• **Exercise goal**
Find every line in the rows below that contains the string "prong", treating uppercase and lowercase as different.

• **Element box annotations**
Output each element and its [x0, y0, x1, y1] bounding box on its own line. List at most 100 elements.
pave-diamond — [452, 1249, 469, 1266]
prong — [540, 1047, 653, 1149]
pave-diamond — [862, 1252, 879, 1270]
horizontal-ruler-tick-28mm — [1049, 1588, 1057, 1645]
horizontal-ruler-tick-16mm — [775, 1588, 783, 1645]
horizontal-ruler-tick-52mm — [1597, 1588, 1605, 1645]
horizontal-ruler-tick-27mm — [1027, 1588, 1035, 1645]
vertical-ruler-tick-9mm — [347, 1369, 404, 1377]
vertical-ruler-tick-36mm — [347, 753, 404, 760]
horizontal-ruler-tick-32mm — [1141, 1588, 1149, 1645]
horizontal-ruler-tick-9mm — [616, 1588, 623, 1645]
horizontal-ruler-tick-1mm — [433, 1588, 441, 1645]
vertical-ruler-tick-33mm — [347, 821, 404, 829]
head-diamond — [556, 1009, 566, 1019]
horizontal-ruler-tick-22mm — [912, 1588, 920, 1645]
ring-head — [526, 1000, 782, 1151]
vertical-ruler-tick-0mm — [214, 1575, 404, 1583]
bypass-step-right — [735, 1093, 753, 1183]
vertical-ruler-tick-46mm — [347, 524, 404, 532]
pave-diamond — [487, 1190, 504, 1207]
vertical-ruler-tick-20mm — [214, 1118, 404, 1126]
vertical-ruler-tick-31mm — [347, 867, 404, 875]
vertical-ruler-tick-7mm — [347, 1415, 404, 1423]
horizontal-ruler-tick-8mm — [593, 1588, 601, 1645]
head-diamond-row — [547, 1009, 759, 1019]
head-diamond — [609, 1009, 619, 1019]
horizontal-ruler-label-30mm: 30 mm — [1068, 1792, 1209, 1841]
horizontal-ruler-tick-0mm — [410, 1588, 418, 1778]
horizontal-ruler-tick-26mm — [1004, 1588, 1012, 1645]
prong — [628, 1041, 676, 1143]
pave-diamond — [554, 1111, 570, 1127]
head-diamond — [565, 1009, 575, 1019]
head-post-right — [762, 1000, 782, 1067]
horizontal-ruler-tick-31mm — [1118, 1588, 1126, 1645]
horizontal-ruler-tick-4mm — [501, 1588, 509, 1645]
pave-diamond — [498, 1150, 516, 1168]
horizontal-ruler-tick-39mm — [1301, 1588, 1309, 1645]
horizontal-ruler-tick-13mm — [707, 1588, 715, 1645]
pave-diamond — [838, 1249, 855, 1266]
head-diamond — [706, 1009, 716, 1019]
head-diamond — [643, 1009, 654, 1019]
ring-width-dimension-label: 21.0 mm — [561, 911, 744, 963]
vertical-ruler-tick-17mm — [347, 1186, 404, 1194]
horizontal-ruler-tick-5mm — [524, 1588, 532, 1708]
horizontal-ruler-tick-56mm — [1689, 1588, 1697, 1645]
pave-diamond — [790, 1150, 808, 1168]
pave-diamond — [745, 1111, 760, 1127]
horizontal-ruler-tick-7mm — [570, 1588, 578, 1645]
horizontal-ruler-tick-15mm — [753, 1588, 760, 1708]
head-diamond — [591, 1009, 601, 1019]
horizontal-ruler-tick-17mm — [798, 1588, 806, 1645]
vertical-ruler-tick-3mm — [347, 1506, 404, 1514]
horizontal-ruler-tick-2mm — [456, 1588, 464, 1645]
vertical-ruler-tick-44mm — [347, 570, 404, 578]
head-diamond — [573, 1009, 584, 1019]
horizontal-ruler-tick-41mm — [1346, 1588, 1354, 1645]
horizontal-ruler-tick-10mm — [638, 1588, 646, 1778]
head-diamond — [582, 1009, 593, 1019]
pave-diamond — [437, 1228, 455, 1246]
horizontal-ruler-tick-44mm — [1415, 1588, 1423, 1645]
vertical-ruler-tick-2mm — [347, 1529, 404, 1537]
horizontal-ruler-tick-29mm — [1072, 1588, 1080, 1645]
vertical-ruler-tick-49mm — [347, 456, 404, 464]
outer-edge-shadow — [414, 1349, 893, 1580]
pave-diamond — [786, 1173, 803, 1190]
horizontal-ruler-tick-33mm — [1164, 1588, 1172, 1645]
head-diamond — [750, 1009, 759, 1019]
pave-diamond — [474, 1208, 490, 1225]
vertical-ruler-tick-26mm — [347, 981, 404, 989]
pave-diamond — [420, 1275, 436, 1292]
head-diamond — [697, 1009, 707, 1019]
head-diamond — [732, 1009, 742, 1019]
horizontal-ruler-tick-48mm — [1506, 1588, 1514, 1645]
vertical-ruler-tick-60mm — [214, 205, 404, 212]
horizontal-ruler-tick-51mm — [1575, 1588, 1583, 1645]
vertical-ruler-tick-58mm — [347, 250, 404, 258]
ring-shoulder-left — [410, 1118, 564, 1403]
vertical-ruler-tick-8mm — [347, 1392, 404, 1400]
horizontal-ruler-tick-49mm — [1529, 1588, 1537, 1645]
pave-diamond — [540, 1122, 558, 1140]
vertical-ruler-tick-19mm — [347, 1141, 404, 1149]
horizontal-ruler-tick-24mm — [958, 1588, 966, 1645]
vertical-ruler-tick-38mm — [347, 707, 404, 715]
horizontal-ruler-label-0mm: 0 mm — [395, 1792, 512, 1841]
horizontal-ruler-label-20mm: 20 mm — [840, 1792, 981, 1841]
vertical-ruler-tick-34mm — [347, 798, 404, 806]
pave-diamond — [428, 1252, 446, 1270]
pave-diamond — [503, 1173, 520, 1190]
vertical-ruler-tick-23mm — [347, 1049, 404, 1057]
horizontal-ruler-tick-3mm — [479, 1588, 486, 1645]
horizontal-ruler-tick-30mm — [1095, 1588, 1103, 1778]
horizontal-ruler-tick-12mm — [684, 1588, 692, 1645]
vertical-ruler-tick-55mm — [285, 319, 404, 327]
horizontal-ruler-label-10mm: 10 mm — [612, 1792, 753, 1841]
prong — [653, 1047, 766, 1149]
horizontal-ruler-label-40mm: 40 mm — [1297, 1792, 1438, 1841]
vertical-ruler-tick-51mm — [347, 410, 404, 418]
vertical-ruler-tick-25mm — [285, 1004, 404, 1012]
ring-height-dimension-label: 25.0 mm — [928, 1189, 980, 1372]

• **The response**
prong — [540, 1047, 653, 1149]
prong — [628, 1041, 676, 1143]
prong — [653, 1047, 766, 1149]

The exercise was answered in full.